DATASET ROWS:
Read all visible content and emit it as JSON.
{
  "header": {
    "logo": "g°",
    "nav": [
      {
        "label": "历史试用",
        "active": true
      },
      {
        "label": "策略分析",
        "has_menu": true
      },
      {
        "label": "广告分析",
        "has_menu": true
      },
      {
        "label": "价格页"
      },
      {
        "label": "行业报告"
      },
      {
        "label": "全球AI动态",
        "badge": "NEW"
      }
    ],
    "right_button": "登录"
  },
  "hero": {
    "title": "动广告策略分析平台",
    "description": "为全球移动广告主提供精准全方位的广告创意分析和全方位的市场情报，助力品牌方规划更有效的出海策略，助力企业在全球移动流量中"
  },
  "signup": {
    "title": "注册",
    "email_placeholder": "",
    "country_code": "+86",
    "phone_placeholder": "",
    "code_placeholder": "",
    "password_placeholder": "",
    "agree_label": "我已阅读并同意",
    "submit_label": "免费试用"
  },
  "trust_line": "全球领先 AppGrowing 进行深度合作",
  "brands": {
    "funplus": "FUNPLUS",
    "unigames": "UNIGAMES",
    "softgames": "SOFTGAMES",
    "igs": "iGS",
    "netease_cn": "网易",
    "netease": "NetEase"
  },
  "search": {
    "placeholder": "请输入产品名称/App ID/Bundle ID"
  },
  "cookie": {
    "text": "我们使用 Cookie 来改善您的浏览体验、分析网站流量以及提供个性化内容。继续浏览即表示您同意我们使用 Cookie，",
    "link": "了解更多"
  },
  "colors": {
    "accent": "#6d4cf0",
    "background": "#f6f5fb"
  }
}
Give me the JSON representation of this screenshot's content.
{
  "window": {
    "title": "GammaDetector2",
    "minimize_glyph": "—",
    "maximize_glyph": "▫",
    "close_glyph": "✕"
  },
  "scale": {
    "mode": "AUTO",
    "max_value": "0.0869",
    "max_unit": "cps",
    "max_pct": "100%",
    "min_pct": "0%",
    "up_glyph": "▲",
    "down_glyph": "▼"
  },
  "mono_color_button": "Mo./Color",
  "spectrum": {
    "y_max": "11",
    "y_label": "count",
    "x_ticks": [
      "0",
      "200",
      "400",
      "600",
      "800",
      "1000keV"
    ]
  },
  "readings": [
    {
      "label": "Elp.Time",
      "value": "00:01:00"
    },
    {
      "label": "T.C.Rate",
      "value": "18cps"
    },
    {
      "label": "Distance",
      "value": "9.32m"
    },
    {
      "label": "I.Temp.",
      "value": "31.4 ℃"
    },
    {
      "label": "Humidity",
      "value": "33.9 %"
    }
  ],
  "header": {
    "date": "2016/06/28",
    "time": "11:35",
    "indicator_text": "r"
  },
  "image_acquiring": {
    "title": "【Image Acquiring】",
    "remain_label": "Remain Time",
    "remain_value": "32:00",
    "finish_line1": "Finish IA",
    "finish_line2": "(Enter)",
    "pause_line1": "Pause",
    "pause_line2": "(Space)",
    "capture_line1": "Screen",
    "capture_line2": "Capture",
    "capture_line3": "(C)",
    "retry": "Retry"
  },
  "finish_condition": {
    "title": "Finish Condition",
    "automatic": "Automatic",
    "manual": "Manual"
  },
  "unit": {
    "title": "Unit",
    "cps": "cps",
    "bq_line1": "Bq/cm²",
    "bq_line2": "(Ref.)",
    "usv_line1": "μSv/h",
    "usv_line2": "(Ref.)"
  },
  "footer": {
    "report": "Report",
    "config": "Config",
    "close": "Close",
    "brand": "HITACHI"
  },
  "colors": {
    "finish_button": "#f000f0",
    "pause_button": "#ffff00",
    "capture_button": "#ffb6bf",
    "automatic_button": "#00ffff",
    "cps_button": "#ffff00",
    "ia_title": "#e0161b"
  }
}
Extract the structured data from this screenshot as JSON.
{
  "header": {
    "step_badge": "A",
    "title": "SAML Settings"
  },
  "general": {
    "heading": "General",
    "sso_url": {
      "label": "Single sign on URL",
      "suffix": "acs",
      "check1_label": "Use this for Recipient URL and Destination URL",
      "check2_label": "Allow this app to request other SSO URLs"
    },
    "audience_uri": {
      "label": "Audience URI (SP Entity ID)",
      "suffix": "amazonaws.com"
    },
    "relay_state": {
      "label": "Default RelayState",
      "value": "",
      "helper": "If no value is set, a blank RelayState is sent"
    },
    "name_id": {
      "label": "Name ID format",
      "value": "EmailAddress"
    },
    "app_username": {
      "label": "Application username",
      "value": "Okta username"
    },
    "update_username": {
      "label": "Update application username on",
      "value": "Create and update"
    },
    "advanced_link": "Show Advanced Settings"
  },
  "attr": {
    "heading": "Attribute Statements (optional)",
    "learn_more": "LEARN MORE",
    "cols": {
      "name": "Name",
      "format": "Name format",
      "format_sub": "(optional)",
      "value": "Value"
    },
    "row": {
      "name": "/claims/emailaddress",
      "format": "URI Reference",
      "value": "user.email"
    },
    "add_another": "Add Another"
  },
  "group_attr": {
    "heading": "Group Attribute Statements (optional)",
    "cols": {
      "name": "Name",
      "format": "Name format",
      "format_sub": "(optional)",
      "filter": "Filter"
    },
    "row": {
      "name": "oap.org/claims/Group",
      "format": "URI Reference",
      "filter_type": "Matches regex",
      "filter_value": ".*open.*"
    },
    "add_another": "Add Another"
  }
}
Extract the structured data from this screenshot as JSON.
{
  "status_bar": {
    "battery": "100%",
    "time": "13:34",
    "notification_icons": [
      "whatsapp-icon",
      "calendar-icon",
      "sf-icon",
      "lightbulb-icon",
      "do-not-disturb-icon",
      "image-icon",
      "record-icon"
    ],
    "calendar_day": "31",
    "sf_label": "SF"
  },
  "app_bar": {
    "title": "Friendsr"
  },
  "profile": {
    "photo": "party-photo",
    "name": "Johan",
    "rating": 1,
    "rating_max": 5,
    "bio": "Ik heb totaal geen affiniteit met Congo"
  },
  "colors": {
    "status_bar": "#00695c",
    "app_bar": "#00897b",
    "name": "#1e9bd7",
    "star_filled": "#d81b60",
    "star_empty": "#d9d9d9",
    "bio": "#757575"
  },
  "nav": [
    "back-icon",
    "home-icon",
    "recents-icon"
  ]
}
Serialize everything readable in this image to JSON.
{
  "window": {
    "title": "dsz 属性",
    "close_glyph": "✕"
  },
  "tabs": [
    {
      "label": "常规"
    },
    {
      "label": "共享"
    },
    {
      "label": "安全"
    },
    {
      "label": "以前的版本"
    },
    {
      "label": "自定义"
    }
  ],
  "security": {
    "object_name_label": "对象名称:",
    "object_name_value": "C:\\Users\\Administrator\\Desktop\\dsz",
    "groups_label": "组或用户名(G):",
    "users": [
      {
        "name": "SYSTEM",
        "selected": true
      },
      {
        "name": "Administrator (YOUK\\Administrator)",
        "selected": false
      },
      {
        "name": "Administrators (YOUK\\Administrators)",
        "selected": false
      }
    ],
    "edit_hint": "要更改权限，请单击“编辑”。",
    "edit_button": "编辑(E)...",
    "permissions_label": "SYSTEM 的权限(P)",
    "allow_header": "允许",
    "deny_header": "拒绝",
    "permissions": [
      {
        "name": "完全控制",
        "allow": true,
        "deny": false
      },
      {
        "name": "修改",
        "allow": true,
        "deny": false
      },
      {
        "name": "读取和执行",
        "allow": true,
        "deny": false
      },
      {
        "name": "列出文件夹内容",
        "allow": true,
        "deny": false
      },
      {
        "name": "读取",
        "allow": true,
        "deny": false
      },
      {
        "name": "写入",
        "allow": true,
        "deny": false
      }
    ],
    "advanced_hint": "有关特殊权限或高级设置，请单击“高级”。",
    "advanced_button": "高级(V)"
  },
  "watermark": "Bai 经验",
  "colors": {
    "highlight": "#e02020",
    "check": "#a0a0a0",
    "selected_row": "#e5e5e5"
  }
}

SHORT EXERCISE: Could you quote, exactly as they appear, the line containing "Serialize everything readable" and every line after it to the end of the records above?

OUTPUT OF THE TASK:
Serialize everything readable in this image to JSON.
{
  "window": {
    "title": "dsz 属性",
    "close_glyph": "✕"
  },
  "tabs": [
    {
      "label": "常规"
    },
    {
      "label": "共享"
    },
    {
      "label": "安全"
    },
    {
      "label": "以前的版本"
    },
    {
      "label": "自定义"
    }
  ],
  "security": {
    "object_name_label": "对象名称:",
    "object_name_value": "C:\\Users\\Administrator\\Desktop\\dsz",
    "groups_label": "组或用户名(G):",
    "users": [
      {
        "name": "SYSTEM",
        "selected": true
      },
      {
        "name": "Administrator (YOUK\\Administrator)",
        "selected": false
      },
      {
        "name": "Administrators (YOUK\\Administrators)",
        "selected": false
      }
    ],
    "edit_hint": "要更改权限，请单击“编辑”。",
    "edit_button": "编辑(E)...",
    "permissions_label": "SYSTEM 的权限(P)",
    "allow_header": "允许",
    "deny_header": "拒绝",
    "permissions": [
      {
        "name": "完全控制",
        "allow": true,
        "deny": false
      },
      {
        "name": "修改",
        "allow": true,
        "deny": false
      },
      {
        "name": "读取和执行",
        "allow": true,
        "deny": false
      },
      {
        "name": "列出文件夹内容",
        "allow": true,
        "deny": false
      },
      {
        "name": "读取",
        "allow": true,
        "deny": false
      },
      {
        "name": "写入",
        "allow": true,
        "deny": false
      }
    ],
    "advanced_hint": "有关特殊权限或高级设置，请单击“高级”。",
    "advanced_button": "高级(V)"
  },
  "watermark": "Bai 经验",
  "colors": {
    "highlight": "#e02020",
    "check": "#a0a0a0",
    "selected_row": "#e5e5e5"
  }
}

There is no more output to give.